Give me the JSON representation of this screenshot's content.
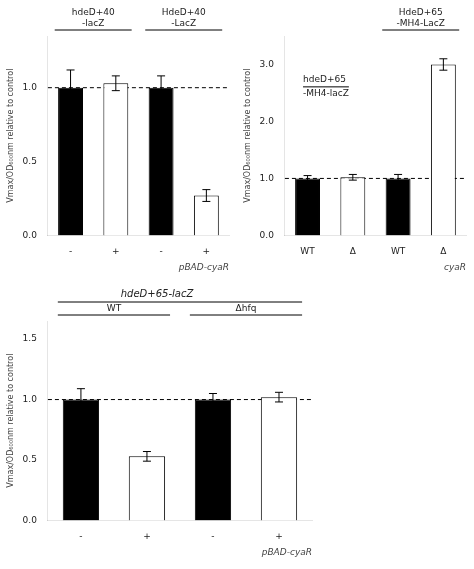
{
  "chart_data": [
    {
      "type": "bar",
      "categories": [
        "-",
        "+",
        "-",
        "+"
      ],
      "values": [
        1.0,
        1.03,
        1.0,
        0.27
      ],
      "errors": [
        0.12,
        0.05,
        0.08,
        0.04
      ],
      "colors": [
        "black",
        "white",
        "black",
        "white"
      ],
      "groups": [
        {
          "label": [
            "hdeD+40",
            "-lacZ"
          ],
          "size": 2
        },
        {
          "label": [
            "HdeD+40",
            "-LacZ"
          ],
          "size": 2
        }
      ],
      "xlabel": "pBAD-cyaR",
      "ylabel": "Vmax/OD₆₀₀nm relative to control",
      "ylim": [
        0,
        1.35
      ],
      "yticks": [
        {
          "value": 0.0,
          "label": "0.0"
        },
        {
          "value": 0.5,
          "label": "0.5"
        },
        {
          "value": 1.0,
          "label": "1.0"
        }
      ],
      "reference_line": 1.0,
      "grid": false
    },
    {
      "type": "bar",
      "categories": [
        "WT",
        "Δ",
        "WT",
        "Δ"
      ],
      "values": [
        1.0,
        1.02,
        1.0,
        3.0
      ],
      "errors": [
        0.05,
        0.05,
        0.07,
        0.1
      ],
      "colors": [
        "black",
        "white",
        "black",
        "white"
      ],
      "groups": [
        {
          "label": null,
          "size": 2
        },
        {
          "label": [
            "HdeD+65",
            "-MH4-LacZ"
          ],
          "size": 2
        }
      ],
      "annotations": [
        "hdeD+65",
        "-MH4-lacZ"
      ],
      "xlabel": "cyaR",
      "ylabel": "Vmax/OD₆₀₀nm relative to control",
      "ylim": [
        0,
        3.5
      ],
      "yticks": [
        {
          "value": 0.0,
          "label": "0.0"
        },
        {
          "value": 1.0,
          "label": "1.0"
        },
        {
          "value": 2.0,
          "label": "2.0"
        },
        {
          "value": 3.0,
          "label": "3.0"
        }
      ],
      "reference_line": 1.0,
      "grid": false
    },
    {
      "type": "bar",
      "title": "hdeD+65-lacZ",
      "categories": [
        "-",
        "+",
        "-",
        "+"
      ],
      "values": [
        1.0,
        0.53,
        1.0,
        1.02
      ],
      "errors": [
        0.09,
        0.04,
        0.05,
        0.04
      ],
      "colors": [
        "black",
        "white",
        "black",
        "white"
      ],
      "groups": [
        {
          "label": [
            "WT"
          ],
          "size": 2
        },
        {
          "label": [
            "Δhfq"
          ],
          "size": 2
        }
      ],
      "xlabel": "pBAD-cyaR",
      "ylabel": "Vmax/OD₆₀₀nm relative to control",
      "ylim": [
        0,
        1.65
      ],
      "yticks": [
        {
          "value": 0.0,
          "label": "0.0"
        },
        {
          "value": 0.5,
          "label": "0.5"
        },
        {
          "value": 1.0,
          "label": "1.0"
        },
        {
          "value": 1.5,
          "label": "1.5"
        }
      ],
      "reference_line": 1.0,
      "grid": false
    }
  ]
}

======

**REQUIRED TASK:** Strip the images and reproduce the remaining records precisely.

**RESPONSE:**
Give me the JSON representation of this screenshot's content.
{
  "chart_data": [
    {
      "type": "bar",
      "categories": [
        "-",
        "+",
        "-",
        "+"
      ],
      "values": [
        1.0,
        1.03,
        1.0,
        0.27
      ],
      "errors": [
        0.12,
        0.05,
        0.08,
        0.04
      ],
      "colors": [
        "black",
        "white",
        "black",
        "white"
      ],
      "groups": [
        {
          "label": [
            "hdeD+40",
            "-lacZ"
          ],
          "size": 2
        },
        {
          "label": [
            "HdeD+40",
            "-LacZ"
          ],
          "size": 2
        }
      ],
      "xlabel": "pBAD-cyaR",
      "ylabel": "Vmax/OD₆₀₀nm relative to control",
      "ylim": [
        0,
        1.35
      ],
      "yticks": [
        {
          "value": 0.0,
          "label": "0.0"
        },
        {
          "value": 0.5,
          "label": "0.5"
        },
        {
          "value": 1.0,
          "label": "1.0"
        }
      ],
      "reference_line": 1.0,
      "grid": false
    },
    {
      "type": "bar",
      "categories": [
        "WT",
        "Δ",
        "WT",
        "Δ"
      ],
      "values": [
        1.0,
        1.02,
        1.0,
        3.0
      ],
      "errors": [
        0.05,
        0.05,
        0.07,
        0.1
      ],
      "colors": [
        "black",
        "white",
        "black",
        "white"
      ],
      "groups": [
        {
          "label": null,
          "size": 2
        },
        {
          "label": [
            "HdeD+65",
            "-MH4-LacZ"
          ],
          "size": 2
        }
      ],
      "annotations": [
        "hdeD+65",
        "-MH4-lacZ"
      ],
      "xlabel": "cyaR",
      "ylabel": "Vmax/OD₆₀₀nm relative to control",
      "ylim": [
        0,
        3.5
      ],
      "yticks": [
        {
          "value": 0.0,
          "label": "0.0"
        },
        {
          "value": 1.0,
          "label": "1.0"
        },
        {
          "value": 2.0,
          "label": "2.0"
        },
        {
          "value": 3.0,
          "label": "3.0"
        }
      ],
      "reference_line": 1.0,
      "grid": false
    },
    {
      "type": "bar",
      "title": "hdeD+65-lacZ",
      "categories": [
        "-",
        "+",
        "-",
        "+"
      ],
      "values": [
        1.0,
        0.53,
        1.0,
        1.02
      ],
      "errors": [
        0.09,
        0.04,
        0.05,
        0.04
      ],
      "colors": [
        "black",
        "white",
        "black",
        "white"
      ],
      "groups": [
        {
          "label": [
            "WT"
          ],
          "size": 2
        },
        {
          "label": [
            "Δhfq"
          ],
          "size": 2
        }
      ],
      "xlabel": "pBAD-cyaR",
      "ylabel": "Vmax/OD₆₀₀nm relative to control",
      "ylim": [
        0,
        1.65
      ],
      "yticks": [
        {
          "value": 0.0,
          "label": "0.0"
        },
        {
          "value": 0.5,
          "label": "0.5"
        },
        {
          "value": 1.0,
          "label": "1.0"
        },
        {
          "value": 1.5,
          "label": "1.5"
        }
      ],
      "reference_line": 1.0,
      "grid": false
    }
  ]
}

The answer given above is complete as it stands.